■ RECORDS FOR THIS TASK ■
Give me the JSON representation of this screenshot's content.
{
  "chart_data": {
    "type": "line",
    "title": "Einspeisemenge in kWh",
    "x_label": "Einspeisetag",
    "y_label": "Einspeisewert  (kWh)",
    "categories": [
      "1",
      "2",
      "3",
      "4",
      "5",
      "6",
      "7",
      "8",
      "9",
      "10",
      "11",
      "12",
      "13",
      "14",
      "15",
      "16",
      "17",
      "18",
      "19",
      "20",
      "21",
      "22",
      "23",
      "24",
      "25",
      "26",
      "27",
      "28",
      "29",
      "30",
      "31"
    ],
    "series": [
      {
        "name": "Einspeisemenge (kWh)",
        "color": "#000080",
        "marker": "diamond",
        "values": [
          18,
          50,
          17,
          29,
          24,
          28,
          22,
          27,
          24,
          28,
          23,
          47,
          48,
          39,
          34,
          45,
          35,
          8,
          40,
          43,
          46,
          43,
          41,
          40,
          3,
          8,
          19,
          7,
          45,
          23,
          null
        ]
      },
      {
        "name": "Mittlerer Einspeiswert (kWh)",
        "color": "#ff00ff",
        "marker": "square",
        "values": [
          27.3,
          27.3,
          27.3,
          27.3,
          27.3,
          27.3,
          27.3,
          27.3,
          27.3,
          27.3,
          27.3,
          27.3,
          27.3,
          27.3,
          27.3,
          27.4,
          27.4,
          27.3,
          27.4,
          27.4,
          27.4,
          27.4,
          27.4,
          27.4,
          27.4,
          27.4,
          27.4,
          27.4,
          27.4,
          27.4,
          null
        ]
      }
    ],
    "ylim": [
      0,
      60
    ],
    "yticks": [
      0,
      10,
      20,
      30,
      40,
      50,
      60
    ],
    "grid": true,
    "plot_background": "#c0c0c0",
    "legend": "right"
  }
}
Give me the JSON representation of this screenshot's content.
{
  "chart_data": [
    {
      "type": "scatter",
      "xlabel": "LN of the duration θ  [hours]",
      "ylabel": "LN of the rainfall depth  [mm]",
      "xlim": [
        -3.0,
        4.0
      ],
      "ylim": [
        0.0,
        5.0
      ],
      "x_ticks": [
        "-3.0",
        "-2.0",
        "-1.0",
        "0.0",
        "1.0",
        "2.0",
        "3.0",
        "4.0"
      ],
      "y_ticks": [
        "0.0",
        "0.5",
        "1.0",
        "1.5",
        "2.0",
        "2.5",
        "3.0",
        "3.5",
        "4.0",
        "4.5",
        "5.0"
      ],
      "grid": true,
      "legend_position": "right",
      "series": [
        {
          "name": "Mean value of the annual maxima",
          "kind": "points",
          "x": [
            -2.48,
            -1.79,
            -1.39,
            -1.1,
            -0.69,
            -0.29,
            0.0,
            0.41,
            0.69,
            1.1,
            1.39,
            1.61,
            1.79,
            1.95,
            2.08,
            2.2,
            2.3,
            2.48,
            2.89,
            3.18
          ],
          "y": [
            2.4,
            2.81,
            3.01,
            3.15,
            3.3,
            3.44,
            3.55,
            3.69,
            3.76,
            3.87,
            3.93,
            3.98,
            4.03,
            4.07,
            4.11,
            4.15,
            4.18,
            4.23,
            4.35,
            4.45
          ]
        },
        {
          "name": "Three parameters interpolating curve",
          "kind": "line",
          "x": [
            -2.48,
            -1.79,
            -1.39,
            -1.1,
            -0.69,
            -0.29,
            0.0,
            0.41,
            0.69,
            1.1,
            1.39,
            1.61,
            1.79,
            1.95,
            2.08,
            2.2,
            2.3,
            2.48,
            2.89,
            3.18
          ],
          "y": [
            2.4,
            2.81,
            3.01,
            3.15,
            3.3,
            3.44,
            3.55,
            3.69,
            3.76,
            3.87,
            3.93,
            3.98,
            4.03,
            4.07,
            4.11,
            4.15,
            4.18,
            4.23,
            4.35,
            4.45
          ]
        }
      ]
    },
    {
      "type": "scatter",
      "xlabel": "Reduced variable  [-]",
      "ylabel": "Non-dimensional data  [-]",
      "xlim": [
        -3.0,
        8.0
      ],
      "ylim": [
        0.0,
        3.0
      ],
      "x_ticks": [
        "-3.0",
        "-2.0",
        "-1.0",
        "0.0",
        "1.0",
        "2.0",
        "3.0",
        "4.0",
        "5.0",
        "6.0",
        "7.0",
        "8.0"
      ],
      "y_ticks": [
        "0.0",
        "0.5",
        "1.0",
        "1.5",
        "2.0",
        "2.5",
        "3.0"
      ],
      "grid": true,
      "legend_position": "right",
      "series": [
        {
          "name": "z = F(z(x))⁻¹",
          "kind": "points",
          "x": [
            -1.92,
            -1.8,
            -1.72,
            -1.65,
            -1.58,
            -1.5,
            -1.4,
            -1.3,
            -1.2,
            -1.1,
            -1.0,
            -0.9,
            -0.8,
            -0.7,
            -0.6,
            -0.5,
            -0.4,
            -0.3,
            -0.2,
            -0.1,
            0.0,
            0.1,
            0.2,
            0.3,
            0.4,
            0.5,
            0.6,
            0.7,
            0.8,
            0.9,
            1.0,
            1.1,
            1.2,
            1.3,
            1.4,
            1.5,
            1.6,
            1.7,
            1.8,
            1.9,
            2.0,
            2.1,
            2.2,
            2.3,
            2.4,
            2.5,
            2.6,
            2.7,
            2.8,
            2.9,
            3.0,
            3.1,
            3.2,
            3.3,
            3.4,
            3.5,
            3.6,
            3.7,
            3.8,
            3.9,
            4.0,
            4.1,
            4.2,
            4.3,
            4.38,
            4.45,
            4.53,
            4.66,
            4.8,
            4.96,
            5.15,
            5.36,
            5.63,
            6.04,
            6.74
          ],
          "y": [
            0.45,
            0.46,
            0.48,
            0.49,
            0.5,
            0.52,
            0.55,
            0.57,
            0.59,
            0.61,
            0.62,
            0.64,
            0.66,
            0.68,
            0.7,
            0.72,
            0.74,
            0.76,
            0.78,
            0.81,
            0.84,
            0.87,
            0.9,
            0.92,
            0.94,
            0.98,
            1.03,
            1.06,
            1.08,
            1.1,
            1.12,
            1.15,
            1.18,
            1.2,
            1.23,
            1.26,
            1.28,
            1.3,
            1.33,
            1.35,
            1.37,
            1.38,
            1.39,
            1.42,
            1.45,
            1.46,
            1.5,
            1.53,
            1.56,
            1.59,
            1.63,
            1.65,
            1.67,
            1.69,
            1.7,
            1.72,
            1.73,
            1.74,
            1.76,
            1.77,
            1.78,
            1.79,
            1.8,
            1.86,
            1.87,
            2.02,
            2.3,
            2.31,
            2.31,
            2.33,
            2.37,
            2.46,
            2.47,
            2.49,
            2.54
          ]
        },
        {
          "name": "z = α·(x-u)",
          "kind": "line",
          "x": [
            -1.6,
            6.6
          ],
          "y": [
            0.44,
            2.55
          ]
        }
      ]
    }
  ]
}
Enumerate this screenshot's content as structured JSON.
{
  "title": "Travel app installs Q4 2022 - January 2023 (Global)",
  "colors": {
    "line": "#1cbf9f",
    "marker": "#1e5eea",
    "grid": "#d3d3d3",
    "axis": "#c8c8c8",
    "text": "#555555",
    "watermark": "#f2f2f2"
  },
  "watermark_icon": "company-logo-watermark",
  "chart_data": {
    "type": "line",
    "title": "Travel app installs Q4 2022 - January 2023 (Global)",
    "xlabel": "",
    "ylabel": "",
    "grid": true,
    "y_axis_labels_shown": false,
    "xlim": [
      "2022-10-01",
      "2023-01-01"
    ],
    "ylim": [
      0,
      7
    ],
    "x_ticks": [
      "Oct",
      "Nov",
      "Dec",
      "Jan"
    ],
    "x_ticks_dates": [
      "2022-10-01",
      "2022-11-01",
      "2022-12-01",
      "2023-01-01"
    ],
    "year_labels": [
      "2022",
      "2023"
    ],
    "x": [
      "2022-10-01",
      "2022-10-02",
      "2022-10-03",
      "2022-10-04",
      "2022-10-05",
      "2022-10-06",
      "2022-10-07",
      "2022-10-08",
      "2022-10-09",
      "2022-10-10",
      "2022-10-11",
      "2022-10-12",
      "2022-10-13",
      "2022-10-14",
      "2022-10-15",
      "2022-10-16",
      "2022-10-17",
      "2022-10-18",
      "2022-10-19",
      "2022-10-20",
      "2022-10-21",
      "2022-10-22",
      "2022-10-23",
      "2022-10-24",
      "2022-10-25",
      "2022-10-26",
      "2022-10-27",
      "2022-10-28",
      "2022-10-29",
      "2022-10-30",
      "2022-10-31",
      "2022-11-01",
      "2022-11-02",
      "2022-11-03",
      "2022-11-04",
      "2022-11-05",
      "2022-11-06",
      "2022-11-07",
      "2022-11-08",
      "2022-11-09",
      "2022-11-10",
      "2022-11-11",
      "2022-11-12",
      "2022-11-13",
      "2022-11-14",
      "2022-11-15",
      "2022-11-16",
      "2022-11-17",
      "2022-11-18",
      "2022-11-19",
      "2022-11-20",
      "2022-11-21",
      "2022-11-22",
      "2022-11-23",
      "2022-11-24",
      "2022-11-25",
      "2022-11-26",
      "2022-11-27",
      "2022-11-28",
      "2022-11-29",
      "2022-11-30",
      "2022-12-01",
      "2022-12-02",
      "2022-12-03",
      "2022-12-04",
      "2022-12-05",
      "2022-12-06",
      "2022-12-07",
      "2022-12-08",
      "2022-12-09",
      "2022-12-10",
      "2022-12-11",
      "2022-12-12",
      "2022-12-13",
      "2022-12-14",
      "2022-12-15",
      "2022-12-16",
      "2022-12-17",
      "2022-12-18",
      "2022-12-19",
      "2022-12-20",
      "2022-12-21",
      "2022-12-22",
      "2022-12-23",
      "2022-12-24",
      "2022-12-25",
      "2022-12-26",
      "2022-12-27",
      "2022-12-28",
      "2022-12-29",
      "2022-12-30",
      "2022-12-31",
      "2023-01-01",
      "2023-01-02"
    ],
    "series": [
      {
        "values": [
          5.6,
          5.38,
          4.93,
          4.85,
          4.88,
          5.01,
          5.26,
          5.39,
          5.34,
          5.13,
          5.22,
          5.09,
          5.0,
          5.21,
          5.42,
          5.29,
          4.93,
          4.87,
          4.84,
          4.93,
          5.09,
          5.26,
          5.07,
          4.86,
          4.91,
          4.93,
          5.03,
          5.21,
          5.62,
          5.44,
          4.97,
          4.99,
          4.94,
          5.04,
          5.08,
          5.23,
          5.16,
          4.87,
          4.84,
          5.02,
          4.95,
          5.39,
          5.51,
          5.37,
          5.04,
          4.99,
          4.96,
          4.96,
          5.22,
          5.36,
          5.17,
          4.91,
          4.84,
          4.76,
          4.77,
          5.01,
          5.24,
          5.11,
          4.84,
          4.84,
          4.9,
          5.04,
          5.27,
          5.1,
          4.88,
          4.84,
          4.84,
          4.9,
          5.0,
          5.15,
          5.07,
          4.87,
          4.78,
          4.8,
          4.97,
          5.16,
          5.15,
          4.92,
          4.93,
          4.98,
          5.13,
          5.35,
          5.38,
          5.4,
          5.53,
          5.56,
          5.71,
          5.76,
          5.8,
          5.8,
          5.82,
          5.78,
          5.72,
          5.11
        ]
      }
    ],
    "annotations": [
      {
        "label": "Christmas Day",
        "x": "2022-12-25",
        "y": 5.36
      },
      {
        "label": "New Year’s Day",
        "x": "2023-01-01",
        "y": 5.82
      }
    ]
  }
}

■ THE PROBLEM ■
Pull out all lines containing "watermark".

■ WORKED ANSWER ■
    "watermark": "#f2f2f2"
  "watermark_icon": "company-logo-watermark",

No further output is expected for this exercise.